> _GOAL_: Return all the data below as it stands, minus the pictures.

> _EXERCISE INPUTS_:
▼
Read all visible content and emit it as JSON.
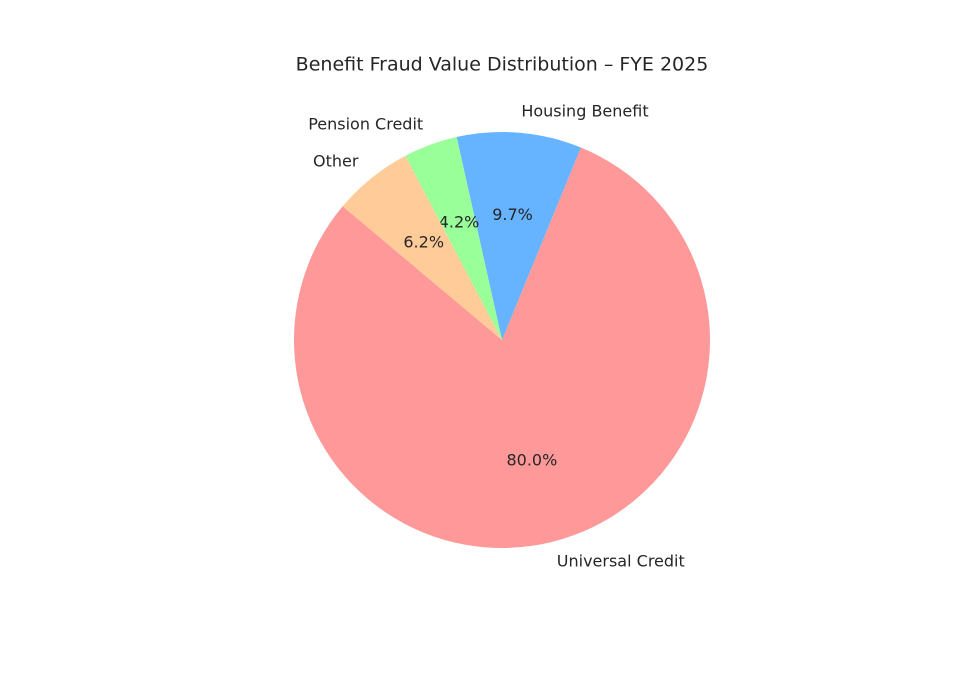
{
  "chart_data": {
    "type": "pie",
    "title": "Benefit Fraud Value Distribution – FYE 2025",
    "categories": [
      "Universal Credit",
      "Housing Benefit",
      "Pension Credit",
      "Other"
    ],
    "values": [
      80.0,
      9.7,
      4.2,
      6.2
    ],
    "value_labels": [
      "80.0%",
      "9.7%",
      "4.2%",
      "6.2%"
    ],
    "colors": [
      "#ff9999",
      "#66b3ff",
      "#99ff99",
      "#ffcc99"
    ],
    "start_angle": 140
  }
}
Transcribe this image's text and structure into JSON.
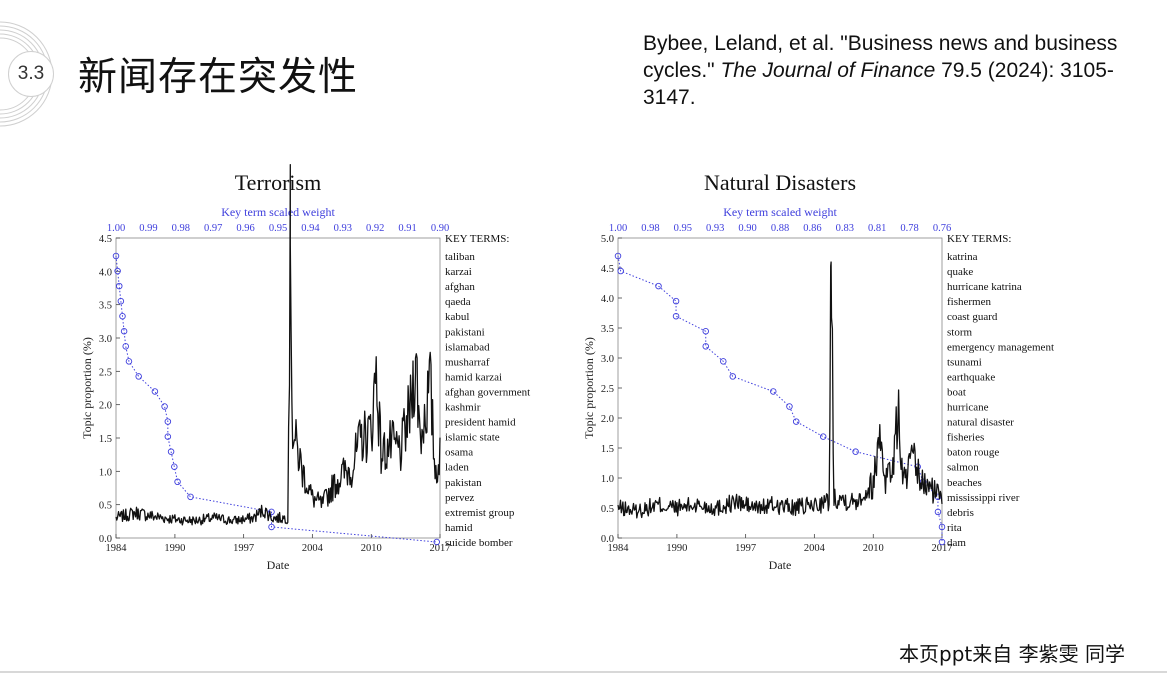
▲
> _SOLUTION_:
Read all visible content and emit it as JSON.
{
  "chart_data": {
    "type": "pie",
    "title": "Benefit Fraud Value Distribution – FYE 2025",
    "categories": [
      "Universal Credit",
      "Housing Benefit",
      "Pension Credit",
      "Other"
    ],
    "values": [
      80.0,
      9.7,
      4.2,
      6.2
    ],
    "value_labels": [
      "80.0%",
      "9.7%",
      "4.2%",
      "6.2%"
    ],
    "colors": [
      "#ff9999",
      "#66b3ff",
      "#99ff99",
      "#ffcc99"
    ],
    "start_angle": 140
  }
}
Transcribe this image's text and structure into JSON.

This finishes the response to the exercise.